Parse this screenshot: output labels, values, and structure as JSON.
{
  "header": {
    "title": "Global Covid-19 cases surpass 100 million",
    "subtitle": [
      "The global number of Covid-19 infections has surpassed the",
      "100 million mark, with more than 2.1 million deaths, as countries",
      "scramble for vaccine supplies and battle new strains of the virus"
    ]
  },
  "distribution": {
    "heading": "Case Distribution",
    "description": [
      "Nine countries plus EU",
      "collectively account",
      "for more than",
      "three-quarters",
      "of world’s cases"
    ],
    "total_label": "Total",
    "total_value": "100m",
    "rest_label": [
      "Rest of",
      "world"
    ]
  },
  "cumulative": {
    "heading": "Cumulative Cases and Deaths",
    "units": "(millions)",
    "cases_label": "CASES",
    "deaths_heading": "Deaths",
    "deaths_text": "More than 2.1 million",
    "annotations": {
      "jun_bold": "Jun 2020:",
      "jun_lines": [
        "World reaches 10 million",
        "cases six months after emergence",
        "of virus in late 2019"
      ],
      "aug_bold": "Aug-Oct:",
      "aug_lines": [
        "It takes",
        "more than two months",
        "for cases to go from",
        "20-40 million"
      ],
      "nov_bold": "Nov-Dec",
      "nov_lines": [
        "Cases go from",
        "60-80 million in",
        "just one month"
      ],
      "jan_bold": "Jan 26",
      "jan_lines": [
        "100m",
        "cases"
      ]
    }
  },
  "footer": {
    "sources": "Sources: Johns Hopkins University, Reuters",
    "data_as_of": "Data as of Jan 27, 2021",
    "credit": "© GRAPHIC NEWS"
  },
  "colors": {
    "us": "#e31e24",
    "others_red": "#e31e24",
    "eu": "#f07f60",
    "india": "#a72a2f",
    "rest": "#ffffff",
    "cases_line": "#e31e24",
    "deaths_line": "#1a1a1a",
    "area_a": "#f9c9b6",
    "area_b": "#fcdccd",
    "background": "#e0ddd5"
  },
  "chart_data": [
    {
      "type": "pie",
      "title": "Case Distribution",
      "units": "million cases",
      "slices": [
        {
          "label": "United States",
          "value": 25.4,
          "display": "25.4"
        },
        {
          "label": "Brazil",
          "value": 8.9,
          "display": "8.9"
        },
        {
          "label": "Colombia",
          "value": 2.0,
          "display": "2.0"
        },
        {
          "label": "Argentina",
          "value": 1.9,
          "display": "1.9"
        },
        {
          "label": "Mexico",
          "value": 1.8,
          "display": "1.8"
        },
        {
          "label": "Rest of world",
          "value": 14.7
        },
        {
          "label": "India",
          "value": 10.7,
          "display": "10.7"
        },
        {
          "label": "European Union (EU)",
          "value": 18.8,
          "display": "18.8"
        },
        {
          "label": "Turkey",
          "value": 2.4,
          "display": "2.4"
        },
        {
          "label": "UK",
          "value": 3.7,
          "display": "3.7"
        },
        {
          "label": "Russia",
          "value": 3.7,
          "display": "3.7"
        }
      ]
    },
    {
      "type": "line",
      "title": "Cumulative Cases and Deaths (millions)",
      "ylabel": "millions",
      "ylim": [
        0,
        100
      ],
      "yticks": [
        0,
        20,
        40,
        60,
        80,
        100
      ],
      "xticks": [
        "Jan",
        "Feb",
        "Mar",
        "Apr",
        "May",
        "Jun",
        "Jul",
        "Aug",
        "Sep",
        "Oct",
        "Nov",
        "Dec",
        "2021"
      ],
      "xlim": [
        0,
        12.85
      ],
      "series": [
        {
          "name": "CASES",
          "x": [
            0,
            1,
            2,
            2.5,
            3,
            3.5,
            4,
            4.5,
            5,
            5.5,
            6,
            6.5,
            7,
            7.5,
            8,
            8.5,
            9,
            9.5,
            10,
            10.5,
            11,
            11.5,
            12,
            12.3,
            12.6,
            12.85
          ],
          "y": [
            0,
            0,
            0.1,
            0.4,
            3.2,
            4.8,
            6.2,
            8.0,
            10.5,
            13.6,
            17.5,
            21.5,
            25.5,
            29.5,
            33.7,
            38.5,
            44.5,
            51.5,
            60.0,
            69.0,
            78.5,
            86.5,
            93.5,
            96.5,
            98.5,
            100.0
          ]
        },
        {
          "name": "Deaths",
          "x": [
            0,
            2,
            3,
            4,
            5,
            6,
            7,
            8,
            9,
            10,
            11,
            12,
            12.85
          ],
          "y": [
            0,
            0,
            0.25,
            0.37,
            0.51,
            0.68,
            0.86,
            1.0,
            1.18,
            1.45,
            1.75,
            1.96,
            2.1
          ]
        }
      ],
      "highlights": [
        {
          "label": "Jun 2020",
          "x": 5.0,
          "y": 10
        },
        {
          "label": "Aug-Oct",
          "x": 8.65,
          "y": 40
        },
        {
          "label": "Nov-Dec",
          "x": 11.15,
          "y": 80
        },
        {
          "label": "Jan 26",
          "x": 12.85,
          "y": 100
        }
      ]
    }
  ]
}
__________________________________________________
TRY IT
Check each line of the data above for the string "Covid" and report only how many lines have it.

WRITTEN SOLUTION
2